Ornamentation is a sort of amplification. The da capo is the confirmation – with
a rhetorical meaning – of what was proposed in the first part and was eventually
refuted or balanced by the B section. The repeat of the A section cannot express
something totally different. To make just decorations, something frivolous, is
not possible. Undoubtedly this sometimes happened during the baroque era – look
at the lampoonist Il Teatro alla moda and some other evidence. So, why try to be authentic in reproducing the
failings? Let us instead rather try to be authentic in looking for the just
spirit. The thing is not to reproduce idiotic excess. And I must say that even
with the most clever singers I often have to keep them in a way which seems to
me the right one, although it is always a matter of taste.
PG: We meet today on the
occasion of the concert and recording of a Handel opera arias recital with
Sandrine Piau. How did you proceed for the da capos?
CR: I did propose da capos
for every single aria to Sandrine, and she had counterproposals that I have
sometimes accepted, and sometimes seemed to me not better than mine. But we are
working with such a confidence that those discussions are not a problem at all.
The interpreter just has to know which room the conductor gives him, how much
the conductor guides him. It is the same thing with stage directors, they need
you to show to advantage his own genius. I think the singer who does not use the
conductor, his aptitudes, in a rewarding way, is a singer who makes a
miscalculation. I did work with singers made into such big stars and so locked
up in their own style that it was impossible to say anything. I think it was a
big mistake, they just do not know how to use the alchemy which can rise between
two artists. An alchemy close to the one you can find in chamber music, a mutual
exchange, enrichment. With Sandrine, this exchange is perfectly possible because
we have been working in a total confidence for ages. She participated in almost
all the Handel operas I have conducted. She was not in Alcina, but she
was supposed to be in it. Thus we are in ideal conditions to influence each
other.

[Exercises]
a – Can you transcribe the da capo interview between "PG: We meet" and "the da capos?", inclusive?
b – Would you restate word for word the lines of the listing below between the line holding "delete-col-multi-button[interactable]: ✗▕ —" and the line holding "property-value[interactable] — [963, 218, 1256, 236]", inclusive?

[Information shown]
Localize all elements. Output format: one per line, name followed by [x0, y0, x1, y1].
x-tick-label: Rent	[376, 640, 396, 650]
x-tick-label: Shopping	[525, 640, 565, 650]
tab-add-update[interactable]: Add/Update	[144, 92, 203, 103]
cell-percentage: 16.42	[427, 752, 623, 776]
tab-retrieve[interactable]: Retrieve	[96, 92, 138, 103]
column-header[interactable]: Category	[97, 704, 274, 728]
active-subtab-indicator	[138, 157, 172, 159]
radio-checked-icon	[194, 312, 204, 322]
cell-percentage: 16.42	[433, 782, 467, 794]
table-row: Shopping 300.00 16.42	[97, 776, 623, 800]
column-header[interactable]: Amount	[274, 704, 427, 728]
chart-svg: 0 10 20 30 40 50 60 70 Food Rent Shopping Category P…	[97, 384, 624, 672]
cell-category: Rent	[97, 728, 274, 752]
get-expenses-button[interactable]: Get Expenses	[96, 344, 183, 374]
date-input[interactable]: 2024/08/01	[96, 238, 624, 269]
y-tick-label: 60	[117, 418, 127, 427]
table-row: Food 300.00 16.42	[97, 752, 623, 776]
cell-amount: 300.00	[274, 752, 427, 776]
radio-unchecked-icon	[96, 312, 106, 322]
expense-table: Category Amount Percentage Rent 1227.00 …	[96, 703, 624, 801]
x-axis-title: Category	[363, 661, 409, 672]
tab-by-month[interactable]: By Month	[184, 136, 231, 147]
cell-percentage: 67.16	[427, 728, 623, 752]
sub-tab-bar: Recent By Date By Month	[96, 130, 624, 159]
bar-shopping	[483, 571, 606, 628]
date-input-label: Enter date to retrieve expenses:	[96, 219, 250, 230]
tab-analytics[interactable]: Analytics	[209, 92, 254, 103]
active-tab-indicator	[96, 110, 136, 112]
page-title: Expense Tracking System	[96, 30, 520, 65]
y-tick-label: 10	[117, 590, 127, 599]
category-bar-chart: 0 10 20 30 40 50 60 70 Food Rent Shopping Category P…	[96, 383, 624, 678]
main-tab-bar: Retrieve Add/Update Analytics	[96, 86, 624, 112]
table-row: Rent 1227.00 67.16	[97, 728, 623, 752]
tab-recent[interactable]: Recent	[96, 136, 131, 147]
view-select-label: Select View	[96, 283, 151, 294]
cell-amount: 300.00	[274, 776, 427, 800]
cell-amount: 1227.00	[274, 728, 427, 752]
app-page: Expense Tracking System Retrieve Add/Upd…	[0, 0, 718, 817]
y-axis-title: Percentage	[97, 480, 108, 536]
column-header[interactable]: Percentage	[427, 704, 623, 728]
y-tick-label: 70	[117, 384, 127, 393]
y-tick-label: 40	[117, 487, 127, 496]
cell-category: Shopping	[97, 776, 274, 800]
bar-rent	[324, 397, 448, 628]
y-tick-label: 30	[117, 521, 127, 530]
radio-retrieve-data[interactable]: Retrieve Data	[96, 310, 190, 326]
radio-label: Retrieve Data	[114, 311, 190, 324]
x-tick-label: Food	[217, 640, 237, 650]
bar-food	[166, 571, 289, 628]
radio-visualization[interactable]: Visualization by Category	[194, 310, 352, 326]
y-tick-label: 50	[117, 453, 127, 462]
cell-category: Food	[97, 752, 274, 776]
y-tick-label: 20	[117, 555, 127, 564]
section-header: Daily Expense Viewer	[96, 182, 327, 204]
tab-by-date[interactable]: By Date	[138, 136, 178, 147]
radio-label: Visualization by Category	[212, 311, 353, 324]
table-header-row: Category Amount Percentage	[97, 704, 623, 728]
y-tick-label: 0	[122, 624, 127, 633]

...

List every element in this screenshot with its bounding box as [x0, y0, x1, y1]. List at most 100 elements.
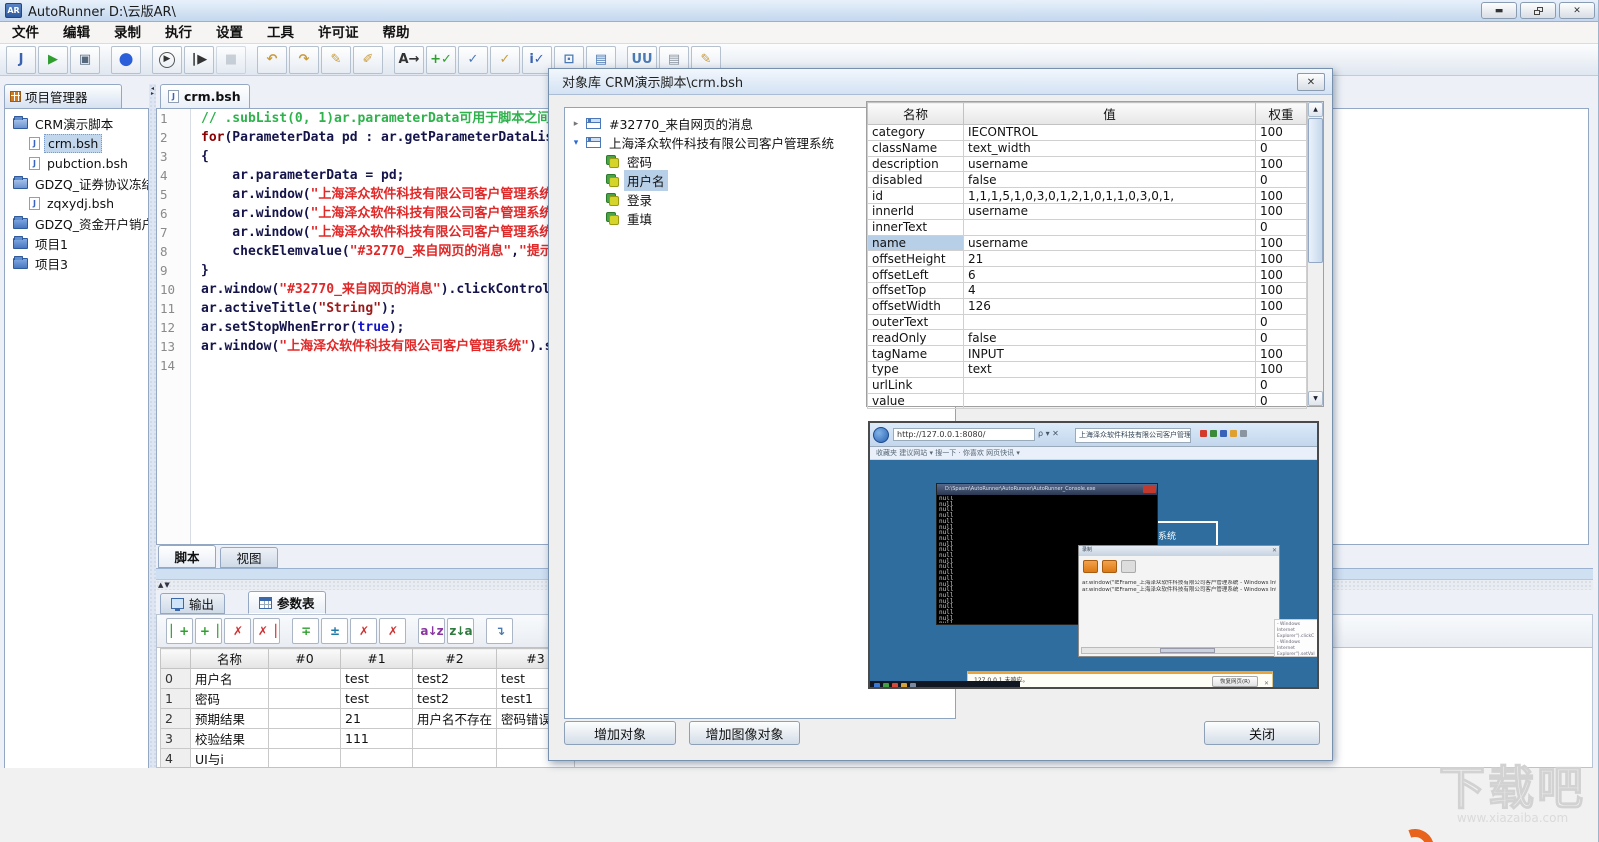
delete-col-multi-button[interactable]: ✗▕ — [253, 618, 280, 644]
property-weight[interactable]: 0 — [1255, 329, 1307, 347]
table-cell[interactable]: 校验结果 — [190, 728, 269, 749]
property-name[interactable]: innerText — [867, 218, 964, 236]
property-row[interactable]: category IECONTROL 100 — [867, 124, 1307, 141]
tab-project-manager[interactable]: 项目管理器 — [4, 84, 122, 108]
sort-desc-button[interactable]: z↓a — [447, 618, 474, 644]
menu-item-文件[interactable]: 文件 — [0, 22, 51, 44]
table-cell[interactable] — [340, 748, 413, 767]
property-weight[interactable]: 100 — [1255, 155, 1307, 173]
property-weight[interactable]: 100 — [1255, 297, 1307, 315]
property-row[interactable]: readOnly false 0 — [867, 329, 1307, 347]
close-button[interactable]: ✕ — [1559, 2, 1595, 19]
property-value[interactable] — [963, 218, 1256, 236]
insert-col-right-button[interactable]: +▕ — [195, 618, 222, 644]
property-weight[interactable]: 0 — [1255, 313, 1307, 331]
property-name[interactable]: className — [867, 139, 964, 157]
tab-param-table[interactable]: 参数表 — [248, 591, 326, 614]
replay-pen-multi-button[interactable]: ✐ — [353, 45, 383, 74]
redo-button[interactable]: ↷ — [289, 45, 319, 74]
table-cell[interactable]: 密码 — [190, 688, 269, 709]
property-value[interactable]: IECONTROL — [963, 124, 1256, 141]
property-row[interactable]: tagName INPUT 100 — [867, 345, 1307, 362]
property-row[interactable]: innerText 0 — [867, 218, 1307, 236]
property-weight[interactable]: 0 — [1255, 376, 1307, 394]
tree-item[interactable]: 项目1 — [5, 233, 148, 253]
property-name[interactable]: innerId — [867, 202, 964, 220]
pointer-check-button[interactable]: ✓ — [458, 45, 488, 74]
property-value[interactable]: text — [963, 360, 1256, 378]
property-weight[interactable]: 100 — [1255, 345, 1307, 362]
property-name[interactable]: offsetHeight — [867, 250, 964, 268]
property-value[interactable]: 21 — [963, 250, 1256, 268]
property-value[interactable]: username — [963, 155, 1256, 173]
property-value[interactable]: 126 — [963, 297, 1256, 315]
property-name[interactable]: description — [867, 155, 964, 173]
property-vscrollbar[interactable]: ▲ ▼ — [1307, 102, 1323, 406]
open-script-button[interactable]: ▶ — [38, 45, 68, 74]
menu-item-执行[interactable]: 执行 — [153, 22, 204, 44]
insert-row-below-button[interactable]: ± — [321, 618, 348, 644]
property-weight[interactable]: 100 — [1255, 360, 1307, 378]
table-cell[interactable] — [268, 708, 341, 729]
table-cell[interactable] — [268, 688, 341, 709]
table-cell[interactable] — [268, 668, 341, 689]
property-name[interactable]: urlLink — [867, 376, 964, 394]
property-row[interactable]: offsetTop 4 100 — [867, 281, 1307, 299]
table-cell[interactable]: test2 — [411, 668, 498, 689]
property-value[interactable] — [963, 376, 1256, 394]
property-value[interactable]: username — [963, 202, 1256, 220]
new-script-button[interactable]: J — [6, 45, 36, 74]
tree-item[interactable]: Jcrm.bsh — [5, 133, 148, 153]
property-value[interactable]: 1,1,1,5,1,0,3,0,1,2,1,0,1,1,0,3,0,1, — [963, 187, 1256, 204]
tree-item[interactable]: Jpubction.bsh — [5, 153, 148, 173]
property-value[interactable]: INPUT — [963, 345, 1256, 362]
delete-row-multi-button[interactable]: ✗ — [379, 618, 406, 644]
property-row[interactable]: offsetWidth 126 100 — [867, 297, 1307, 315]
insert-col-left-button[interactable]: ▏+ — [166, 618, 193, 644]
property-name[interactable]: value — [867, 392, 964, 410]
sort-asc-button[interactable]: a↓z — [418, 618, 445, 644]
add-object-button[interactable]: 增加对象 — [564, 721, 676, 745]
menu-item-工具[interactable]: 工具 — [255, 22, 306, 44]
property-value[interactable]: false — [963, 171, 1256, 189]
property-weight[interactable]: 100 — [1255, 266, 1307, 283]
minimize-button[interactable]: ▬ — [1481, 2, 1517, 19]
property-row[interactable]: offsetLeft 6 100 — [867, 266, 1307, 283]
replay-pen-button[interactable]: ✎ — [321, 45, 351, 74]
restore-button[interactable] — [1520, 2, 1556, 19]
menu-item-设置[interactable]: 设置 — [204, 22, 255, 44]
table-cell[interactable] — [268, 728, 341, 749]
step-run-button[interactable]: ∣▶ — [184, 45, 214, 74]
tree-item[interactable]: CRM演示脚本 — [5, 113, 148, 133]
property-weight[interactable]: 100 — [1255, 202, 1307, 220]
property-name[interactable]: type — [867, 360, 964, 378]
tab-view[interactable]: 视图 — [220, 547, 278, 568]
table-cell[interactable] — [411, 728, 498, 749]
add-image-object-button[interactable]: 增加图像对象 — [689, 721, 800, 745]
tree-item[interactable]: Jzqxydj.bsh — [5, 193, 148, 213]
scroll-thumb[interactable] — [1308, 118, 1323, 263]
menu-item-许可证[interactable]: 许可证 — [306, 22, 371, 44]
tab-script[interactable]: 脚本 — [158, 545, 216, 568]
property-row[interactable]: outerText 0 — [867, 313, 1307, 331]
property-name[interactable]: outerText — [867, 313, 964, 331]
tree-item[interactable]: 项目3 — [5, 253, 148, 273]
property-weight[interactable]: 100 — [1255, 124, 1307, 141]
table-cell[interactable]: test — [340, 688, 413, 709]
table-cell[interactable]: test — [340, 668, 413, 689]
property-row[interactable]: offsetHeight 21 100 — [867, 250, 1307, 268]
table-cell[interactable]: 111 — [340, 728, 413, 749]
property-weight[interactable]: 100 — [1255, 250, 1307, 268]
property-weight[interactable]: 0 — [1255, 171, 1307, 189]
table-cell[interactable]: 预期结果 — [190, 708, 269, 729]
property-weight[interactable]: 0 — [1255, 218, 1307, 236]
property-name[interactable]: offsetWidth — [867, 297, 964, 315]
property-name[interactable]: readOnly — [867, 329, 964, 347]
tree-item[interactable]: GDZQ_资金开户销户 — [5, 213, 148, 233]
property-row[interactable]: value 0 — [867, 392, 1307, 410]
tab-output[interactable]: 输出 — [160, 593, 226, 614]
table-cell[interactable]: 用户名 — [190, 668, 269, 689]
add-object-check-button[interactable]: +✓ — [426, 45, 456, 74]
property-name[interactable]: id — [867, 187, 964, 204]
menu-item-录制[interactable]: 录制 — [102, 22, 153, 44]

[Solutions to the problems]
a –
PG: We meet today on the
occasion of the concert and recording of a Handel opera arias recital with
Sandrine Piau. How did you proceed for the da capos?

b –
delete-col-multi-button[interactable]: ✗▕ — [253, 618, 280, 644]
property-weight[interactable]: 0 — [1255, 329, 1307, 347]
table-cell[interactable]: 校验结果 — [190, 728, 269, 749]
property-name[interactable]: innerText — [867, 218, 964, 236]
property-row[interactable]: category IECONTROL 100 — [867, 124, 1307, 141]
tab-project-manager[interactable]: 项目管理器 — [4, 84, 122, 108]
sort-desc-button[interactable]: z↓a — [447, 618, 474, 644]
menu-item-文件[interactable]: 文件 — [0, 22, 51, 44]
table-cell[interactable] — [340, 748, 413, 767]
property-weight[interactable]: 100 — [1255, 155, 1307, 173]
property-weight[interactable]: 100 — [1255, 297, 1307, 315]
property-row[interactable]: readOnly false 0 — [867, 329, 1307, 347]
close-button[interactable]: ✕ — [1559, 2, 1595, 19]
property-value[interactable] — [963, 218, 1256, 236]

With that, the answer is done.